- _What to work on_
Every entry must be duplicated precisely as written.

Stored data entries:
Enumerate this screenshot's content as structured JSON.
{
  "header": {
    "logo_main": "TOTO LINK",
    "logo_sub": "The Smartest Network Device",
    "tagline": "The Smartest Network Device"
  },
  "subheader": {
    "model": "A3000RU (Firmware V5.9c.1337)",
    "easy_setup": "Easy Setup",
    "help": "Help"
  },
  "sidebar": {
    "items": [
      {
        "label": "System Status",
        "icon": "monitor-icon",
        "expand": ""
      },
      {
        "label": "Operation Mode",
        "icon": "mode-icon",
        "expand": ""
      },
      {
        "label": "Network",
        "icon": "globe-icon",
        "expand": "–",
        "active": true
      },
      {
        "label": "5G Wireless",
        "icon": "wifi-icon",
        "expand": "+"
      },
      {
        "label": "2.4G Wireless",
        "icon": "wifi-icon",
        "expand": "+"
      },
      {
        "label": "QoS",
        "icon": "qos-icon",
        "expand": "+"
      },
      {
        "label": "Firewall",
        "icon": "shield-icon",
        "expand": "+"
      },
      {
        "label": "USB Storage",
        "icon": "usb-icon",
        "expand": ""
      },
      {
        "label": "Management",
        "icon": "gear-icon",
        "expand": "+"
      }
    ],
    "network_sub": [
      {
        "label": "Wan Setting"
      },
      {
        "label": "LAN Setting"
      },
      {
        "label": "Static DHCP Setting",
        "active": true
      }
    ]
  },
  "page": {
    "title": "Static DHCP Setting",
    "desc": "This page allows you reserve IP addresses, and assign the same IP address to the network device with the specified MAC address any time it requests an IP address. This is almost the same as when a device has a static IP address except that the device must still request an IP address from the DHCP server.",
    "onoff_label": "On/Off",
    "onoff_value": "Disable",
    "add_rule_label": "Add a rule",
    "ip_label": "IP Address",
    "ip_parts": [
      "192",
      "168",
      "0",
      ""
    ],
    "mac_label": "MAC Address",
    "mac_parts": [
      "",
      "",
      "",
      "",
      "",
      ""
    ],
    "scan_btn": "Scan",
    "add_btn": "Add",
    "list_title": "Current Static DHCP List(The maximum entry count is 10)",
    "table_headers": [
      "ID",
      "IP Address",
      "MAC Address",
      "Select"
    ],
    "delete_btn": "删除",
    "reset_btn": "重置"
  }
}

- _Solution_
Enumerate this screenshot's content as structured JSON.
{
  "header": {
    "logo_main": "TOTO LINK",
    "logo_sub": "The Smartest Network Device",
    "tagline": "The Smartest Network Device"
  },
  "subheader": {
    "model": "A3000RU (Firmware V5.9c.1337)",
    "easy_setup": "Easy Setup",
    "help": "Help"
  },
  "sidebar": {
    "items": [
      {
        "label": "System Status",
        "icon": "monitor-icon",
        "expand": ""
      },
      {
        "label": "Operation Mode",
        "icon": "mode-icon",
        "expand": ""
      },
      {
        "label": "Network",
        "icon": "globe-icon",
        "expand": "–",
        "active": true
      },
      {
        "label": "5G Wireless",
        "icon": "wifi-icon",
        "expand": "+"
      },
      {
        "label": "2.4G Wireless",
        "icon": "wifi-icon",
        "expand": "+"
      },
      {
        "label": "QoS",
        "icon": "qos-icon",
        "expand": "+"
      },
      {
        "label": "Firewall",
        "icon": "shield-icon",
        "expand": "+"
      },
      {
        "label": "USB Storage",
        "icon": "usb-icon",
        "expand": ""
      },
      {
        "label": "Management",
        "icon": "gear-icon",
        "expand": "+"
      }
    ],
    "network_sub": [
      {
        "label": "Wan Setting"
      },
      {
        "label": "LAN Setting"
      },
      {
        "label": "Static DHCP Setting",
        "active": true
      }
    ]
  },
  "page": {
    "title": "Static DHCP Setting",
    "desc": "This page allows you reserve IP addresses, and assign the same IP address to the network device with the specified MAC address any time it requests an IP address. This is almost the same as when a device has a static IP address except that the device must still request an IP address from the DHCP server.",
    "onoff_label": "On/Off",
    "onoff_value": "Disable",
    "add_rule_label": "Add a rule",
    "ip_label": "IP Address",
    "ip_parts": [
      "192",
      "168",
      "0",
      ""
    ],
    "mac_label": "MAC Address",
    "mac_parts": [
      "",
      "",
      "",
      "",
      "",
      ""
    ],
    "scan_btn": "Scan",
    "add_btn": "Add",
    "list_title": "Current Static DHCP List(The maximum entry count is 10)",
    "table_headers": [
      "ID",
      "IP Address",
      "MAC Address",
      "Select"
    ],
    "delete_btn": "删除",
    "reset_btn": "重置"
  }
}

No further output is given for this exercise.